§ Aim:
Wherever a line below holds the word "Font", copy that line.

§ Data supplied:
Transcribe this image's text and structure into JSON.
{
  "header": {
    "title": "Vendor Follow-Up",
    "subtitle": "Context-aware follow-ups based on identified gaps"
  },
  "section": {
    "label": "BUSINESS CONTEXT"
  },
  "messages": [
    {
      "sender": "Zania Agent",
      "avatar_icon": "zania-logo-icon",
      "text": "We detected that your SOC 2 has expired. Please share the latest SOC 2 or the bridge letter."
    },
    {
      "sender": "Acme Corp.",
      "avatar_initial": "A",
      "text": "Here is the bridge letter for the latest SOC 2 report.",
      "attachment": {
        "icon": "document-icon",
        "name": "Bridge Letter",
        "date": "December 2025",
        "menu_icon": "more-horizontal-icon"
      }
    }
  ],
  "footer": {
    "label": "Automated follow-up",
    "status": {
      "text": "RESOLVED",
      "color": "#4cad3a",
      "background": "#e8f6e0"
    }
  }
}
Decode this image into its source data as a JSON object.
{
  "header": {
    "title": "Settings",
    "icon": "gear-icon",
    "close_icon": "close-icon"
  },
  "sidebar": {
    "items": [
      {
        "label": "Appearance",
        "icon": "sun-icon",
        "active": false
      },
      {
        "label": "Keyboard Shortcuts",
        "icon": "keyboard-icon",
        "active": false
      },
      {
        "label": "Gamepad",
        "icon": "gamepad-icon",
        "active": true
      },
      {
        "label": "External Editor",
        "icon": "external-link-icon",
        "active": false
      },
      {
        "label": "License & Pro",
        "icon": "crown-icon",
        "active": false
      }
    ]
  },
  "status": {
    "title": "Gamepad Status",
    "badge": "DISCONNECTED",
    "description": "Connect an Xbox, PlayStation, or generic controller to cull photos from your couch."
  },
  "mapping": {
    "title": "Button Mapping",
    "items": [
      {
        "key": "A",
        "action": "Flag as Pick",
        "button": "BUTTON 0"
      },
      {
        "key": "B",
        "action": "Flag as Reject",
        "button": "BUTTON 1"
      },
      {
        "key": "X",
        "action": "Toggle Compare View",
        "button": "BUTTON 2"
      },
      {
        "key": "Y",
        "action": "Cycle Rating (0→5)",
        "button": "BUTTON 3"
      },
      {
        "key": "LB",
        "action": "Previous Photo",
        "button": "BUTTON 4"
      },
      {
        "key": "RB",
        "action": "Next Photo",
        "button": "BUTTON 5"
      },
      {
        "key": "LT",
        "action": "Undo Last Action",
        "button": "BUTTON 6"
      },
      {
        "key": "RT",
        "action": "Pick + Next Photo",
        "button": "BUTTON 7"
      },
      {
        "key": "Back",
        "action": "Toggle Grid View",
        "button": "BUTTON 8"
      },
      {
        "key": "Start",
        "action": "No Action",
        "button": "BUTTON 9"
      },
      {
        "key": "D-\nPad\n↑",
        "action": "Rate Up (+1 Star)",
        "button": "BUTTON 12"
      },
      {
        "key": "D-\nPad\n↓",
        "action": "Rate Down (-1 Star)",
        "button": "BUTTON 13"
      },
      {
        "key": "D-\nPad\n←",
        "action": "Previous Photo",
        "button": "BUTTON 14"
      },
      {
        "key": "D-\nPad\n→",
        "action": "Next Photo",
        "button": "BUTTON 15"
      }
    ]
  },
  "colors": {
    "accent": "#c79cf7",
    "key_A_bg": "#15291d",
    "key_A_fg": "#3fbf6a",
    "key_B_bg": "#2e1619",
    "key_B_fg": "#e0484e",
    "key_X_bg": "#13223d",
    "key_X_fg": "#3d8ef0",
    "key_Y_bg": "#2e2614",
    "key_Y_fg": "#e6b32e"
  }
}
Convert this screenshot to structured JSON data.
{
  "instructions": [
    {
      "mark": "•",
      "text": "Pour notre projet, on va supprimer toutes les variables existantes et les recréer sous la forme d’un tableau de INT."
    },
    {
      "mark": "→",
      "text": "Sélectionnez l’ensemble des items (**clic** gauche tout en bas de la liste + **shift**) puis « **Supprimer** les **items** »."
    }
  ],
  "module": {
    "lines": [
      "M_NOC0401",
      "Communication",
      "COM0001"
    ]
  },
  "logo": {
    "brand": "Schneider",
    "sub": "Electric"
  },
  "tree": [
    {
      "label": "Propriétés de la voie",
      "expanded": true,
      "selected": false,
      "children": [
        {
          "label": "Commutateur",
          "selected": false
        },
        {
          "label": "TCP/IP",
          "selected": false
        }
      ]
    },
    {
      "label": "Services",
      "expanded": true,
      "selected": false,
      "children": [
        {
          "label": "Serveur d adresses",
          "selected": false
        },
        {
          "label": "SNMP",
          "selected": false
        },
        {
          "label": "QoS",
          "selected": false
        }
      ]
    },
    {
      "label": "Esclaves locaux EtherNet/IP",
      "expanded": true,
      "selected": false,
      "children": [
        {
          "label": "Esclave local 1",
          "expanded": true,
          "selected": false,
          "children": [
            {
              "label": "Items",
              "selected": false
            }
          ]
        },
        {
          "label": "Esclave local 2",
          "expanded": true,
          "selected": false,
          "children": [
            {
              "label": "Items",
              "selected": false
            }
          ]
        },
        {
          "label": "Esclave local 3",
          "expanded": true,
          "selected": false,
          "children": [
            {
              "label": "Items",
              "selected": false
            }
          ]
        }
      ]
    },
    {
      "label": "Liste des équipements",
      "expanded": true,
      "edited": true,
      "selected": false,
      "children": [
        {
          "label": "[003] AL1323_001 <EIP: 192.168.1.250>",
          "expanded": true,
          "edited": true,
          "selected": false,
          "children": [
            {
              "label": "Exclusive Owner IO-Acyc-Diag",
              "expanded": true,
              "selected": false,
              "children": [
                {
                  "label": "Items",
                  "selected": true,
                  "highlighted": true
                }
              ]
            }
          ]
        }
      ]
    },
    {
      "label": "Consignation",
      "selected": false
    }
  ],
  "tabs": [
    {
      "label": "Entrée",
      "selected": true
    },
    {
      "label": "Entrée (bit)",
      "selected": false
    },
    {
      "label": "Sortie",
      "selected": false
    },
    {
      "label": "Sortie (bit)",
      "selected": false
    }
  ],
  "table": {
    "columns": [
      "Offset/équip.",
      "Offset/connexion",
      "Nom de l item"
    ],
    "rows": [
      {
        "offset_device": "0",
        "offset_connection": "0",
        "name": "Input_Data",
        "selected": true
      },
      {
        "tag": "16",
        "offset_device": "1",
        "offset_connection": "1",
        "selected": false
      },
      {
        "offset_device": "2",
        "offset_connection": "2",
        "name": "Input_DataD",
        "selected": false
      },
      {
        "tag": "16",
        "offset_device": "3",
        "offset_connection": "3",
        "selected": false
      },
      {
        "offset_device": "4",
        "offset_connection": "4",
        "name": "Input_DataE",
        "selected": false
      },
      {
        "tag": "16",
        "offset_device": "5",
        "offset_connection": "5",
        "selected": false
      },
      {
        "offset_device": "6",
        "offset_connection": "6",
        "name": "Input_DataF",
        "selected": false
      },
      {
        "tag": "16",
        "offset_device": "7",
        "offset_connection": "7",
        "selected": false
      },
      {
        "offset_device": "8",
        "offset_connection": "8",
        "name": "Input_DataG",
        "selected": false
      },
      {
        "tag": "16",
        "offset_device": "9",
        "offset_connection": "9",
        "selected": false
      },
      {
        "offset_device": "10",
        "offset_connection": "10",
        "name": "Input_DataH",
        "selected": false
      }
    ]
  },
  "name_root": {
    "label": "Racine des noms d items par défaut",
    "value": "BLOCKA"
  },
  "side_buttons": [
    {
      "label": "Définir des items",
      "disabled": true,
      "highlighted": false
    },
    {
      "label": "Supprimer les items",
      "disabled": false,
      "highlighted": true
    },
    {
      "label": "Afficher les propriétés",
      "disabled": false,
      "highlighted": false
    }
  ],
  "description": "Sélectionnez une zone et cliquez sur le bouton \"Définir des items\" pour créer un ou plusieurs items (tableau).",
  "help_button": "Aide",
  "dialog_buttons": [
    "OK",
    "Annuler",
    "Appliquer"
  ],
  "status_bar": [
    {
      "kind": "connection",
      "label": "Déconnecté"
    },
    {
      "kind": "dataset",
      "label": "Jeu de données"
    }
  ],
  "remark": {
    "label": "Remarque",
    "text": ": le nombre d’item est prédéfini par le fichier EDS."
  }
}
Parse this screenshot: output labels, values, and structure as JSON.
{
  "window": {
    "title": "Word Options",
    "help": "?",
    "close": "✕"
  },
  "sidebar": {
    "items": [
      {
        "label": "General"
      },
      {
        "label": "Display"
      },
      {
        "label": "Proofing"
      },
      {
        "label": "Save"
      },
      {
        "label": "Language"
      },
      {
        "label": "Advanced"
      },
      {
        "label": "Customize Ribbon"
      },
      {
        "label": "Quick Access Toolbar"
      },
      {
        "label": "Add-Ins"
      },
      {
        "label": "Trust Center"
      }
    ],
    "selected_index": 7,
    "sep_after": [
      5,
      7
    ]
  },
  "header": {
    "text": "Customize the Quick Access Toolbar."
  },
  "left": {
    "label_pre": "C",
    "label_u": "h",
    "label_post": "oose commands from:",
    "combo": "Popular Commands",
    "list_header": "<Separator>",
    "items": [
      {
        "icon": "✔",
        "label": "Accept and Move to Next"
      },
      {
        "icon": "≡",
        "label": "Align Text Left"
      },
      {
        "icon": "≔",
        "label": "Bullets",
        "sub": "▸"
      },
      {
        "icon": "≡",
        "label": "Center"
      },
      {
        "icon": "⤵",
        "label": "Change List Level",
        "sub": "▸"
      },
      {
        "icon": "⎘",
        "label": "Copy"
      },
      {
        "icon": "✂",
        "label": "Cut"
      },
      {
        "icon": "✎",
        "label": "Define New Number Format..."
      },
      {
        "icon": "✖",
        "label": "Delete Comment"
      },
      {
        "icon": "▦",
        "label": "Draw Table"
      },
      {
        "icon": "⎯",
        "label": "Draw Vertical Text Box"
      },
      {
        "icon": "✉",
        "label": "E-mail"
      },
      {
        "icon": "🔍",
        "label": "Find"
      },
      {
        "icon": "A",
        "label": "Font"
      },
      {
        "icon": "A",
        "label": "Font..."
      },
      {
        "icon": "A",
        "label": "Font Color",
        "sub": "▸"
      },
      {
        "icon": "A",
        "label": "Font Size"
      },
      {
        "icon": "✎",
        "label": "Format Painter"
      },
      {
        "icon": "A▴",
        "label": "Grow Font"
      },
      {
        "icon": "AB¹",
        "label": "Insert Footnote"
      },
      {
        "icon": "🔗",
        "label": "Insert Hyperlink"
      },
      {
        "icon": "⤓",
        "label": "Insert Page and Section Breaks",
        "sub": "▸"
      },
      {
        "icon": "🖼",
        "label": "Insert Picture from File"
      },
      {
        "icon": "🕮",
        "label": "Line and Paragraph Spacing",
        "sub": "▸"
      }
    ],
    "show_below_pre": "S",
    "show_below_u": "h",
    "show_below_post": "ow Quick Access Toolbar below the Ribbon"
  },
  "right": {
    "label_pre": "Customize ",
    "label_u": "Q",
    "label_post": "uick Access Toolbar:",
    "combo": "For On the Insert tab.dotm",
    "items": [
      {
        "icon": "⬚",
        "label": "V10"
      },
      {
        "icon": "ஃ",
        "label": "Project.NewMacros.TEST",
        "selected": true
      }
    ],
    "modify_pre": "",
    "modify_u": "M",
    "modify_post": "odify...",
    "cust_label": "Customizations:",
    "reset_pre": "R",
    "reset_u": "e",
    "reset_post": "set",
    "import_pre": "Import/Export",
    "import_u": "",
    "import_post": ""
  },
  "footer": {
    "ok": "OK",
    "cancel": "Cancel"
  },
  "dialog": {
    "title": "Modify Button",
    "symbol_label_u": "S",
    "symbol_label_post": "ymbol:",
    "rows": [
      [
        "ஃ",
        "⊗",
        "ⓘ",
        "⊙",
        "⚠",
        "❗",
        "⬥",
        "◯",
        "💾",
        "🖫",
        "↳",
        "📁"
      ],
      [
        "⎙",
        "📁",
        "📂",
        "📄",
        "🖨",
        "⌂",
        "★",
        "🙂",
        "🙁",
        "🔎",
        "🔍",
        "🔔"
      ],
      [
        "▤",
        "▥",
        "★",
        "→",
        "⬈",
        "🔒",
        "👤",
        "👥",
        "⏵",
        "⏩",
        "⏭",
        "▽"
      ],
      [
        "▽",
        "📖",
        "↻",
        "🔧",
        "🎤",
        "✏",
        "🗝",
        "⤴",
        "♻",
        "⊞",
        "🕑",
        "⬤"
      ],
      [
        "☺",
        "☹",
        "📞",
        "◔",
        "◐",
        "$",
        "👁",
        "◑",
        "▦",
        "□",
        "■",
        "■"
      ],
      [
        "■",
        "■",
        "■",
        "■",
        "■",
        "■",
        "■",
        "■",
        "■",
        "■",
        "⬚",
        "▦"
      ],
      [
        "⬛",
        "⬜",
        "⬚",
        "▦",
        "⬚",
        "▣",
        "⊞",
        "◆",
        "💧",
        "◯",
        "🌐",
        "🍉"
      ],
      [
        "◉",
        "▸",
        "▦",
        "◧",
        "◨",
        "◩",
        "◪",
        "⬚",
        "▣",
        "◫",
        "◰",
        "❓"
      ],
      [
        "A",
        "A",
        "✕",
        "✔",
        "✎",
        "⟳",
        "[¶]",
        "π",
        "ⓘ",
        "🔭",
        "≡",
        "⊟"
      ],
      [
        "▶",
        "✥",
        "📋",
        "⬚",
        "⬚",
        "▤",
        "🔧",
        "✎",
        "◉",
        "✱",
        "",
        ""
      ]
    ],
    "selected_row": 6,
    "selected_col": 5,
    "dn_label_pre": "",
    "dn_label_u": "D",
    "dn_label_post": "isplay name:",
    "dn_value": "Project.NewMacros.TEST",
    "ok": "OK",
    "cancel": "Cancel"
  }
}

§ Result for this exercise:
        "label": "Font"
        "label": "Font..."
        "label": "Font Color",
        "label": "Font Size"
        "label": "Grow Font"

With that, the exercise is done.